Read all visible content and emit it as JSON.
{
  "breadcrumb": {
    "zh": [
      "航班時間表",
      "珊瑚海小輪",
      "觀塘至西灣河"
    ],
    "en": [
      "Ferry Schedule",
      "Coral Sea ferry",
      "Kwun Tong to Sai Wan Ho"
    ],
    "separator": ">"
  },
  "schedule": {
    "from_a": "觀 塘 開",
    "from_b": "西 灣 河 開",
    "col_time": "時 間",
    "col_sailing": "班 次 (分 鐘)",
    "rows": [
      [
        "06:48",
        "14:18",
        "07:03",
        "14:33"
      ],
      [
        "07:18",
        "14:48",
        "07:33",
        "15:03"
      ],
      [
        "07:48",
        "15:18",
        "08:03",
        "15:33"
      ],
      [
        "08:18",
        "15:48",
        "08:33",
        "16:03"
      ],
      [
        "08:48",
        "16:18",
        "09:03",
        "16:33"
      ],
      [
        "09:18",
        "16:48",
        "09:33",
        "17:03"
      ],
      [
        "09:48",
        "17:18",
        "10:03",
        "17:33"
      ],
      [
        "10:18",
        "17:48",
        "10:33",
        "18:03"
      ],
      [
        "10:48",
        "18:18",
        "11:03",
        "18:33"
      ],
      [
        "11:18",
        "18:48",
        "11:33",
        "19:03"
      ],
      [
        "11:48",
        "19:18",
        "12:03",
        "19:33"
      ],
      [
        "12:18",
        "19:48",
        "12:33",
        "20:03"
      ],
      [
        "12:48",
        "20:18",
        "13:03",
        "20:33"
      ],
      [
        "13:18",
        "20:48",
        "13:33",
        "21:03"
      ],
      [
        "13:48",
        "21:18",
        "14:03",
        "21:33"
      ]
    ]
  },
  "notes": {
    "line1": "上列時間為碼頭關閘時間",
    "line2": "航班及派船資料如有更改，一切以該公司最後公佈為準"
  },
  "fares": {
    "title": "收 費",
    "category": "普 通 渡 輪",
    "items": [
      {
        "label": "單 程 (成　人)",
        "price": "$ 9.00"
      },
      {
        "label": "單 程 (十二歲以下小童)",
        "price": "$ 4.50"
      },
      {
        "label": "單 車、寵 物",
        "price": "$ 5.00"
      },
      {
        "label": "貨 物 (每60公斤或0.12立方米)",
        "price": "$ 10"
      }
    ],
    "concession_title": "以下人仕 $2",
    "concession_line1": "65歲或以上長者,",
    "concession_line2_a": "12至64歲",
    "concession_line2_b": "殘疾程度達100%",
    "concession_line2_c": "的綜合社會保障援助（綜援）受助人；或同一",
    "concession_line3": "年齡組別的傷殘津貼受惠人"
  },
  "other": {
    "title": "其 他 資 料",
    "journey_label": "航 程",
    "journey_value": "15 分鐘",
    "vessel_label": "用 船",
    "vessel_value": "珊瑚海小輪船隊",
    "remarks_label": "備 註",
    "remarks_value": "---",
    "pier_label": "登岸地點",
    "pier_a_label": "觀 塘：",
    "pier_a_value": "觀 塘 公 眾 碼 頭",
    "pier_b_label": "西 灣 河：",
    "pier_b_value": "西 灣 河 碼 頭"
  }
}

> _The task_:
All of the entries should be written out again exactly.

> _Written response_:
Read all visible content and emit it as JSON.
{
  "breadcrumb": {
    "zh": [
      "航班時間表",
      "珊瑚海小輪",
      "觀塘至西灣河"
    ],
    "en": [
      "Ferry Schedule",
      "Coral Sea ferry",
      "Kwun Tong to Sai Wan Ho"
    ],
    "separator": ">"
  },
  "schedule": {
    "from_a": "觀 塘 開",
    "from_b": "西 灣 河 開",
    "col_time": "時 間",
    "col_sailing": "班 次 (分 鐘)",
    "rows": [
      [
        "06:48",
        "14:18",
        "07:03",
        "14:33"
      ],
      [
        "07:18",
        "14:48",
        "07:33",
        "15:03"
      ],
      [
        "07:48",
        "15:18",
        "08:03",
        "15:33"
      ],
      [
        "08:18",
        "15:48",
        "08:33",
        "16:03"
      ],
      [
        "08:48",
        "16:18",
        "09:03",
        "16:33"
      ],
      [
        "09:18",
        "16:48",
        "09:33",
        "17:03"
      ],
      [
        "09:48",
        "17:18",
        "10:03",
        "17:33"
      ],
      [
        "10:18",
        "17:48",
        "10:33",
        "18:03"
      ],
      [
        "10:48",
        "18:18",
        "11:03",
        "18:33"
      ],
      [
        "11:18",
        "18:48",
        "11:33",
        "19:03"
      ],
      [
        "11:48",
        "19:18",
        "12:03",
        "19:33"
      ],
      [
        "12:18",
        "19:48",
        "12:33",
        "20:03"
      ],
      [
        "12:48",
        "20:18",
        "13:03",
        "20:33"
      ],
      [
        "13:18",
        "20:48",
        "13:33",
        "21:03"
      ],
      [
        "13:48",
        "21:18",
        "14:03",
        "21:33"
      ]
    ]
  },
  "notes": {
    "line1": "上列時間為碼頭關閘時間",
    "line2": "航班及派船資料如有更改，一切以該公司最後公佈為準"
  },
  "fares": {
    "title": "收 費",
    "category": "普 通 渡 輪",
    "items": [
      {
        "label": "單 程 (成　人)",
        "price": "$ 9.00"
      },
      {
        "label": "單 程 (十二歲以下小童)",
        "price": "$ 4.50"
      },
      {
        "label": "單 車、寵 物",
        "price": "$ 5.00"
      },
      {
        "label": "貨 物 (每60公斤或0.12立方米)",
        "price": "$ 10"
      }
    ],
    "concession_title": "以下人仕 $2",
    "concession_line1": "65歲或以上長者,",
    "concession_line2_a": "12至64歲",
    "concession_line2_b": "殘疾程度達100%",
    "concession_line2_c": "的綜合社會保障援助（綜援）受助人；或同一",
    "concession_line3": "年齡組別的傷殘津貼受惠人"
  },
  "other": {
    "title": "其 他 資 料",
    "journey_label": "航 程",
    "journey_value": "15 分鐘",
    "vessel_label": "用 船",
    "vessel_value": "珊瑚海小輪船隊",
    "remarks_label": "備 註",
    "remarks_value": "---",
    "pier_label": "登岸地點",
    "pier_a_label": "觀 塘：",
    "pier_a_value": "觀 塘 公 眾 碼 頭",
    "pier_b_label": "西 灣 河：",
    "pier_b_value": "西 灣 河 碼 頭"
  }
}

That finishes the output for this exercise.